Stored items

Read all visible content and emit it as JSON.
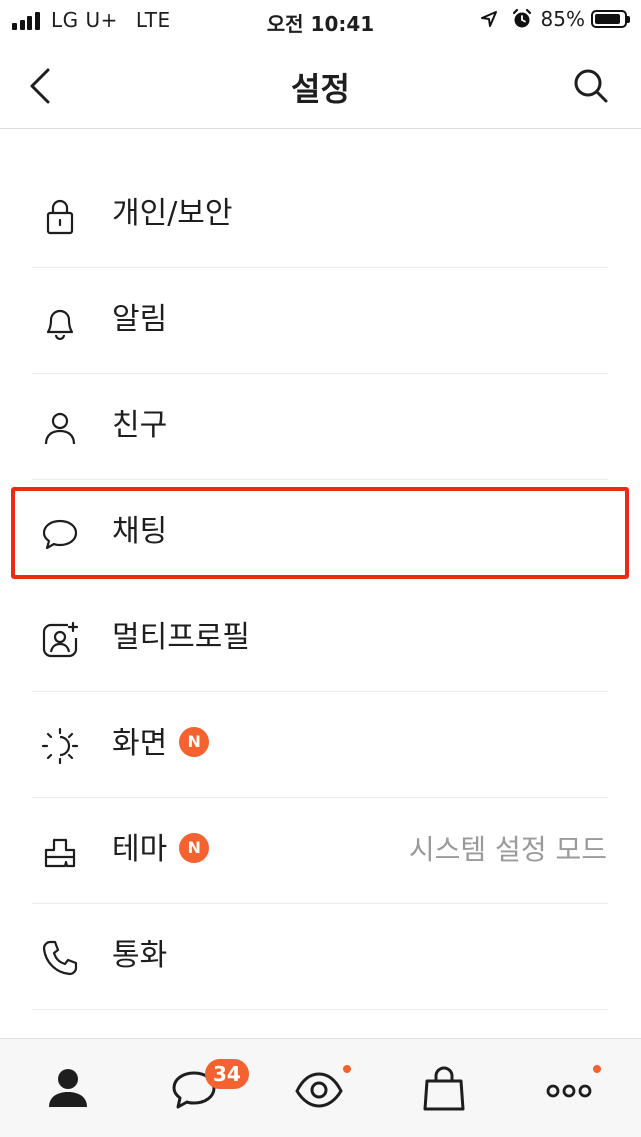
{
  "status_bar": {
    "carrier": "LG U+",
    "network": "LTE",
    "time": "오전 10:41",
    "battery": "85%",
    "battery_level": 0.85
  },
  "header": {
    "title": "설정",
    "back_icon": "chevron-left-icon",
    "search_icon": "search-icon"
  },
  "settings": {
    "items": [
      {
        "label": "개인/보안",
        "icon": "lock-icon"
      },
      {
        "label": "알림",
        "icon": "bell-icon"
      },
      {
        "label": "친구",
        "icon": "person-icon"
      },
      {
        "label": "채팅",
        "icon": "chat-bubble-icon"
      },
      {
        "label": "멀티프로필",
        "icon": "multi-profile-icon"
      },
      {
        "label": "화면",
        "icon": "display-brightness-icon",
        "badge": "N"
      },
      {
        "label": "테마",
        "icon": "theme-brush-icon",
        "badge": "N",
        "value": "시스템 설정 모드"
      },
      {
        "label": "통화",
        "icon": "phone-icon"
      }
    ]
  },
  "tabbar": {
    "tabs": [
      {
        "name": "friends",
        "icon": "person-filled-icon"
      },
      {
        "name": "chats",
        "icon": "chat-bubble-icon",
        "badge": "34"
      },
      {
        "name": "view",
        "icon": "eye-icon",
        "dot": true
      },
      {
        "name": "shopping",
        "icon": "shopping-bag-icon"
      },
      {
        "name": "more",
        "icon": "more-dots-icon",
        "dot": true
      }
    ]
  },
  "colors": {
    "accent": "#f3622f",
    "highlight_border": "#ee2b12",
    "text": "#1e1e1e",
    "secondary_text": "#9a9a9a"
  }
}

--- YOUR OBJECTIVE ---
All of the data above should be transcribed verbatim, with pictures omitted.

--- REPLY TO THE TASK ---
Read all visible content and emit it as JSON.
{
  "status_bar": {
    "carrier": "LG U+",
    "network": "LTE",
    "time": "오전 10:41",
    "battery": "85%",
    "battery_level": 0.85
  },
  "header": {
    "title": "설정",
    "back_icon": "chevron-left-icon",
    "search_icon": "search-icon"
  },
  "settings": {
    "items": [
      {
        "label": "개인/보안",
        "icon": "lock-icon"
      },
      {
        "label": "알림",
        "icon": "bell-icon"
      },
      {
        "label": "친구",
        "icon": "person-icon"
      },
      {
        "label": "채팅",
        "icon": "chat-bubble-icon"
      },
      {
        "label": "멀티프로필",
        "icon": "multi-profile-icon"
      },
      {
        "label": "화면",
        "icon": "display-brightness-icon",
        "badge": "N"
      },
      {
        "label": "테마",
        "icon": "theme-brush-icon",
        "badge": "N",
        "value": "시스템 설정 모드"
      },
      {
        "label": "통화",
        "icon": "phone-icon"
      }
    ]
  },
  "tabbar": {
    "tabs": [
      {
        "name": "friends",
        "icon": "person-filled-icon"
      },
      {
        "name": "chats",
        "icon": "chat-bubble-icon",
        "badge": "34"
      },
      {
        "name": "view",
        "icon": "eye-icon",
        "dot": true
      },
      {
        "name": "shopping",
        "icon": "shopping-bag-icon"
      },
      {
        "name": "more",
        "icon": "more-dots-icon",
        "dot": true
      }
    ]
  },
  "colors": {
    "accent": "#f3622f",
    "highlight_border": "#ee2b12",
    "text": "#1e1e1e",
    "secondary_text": "#9a9a9a"
  }
}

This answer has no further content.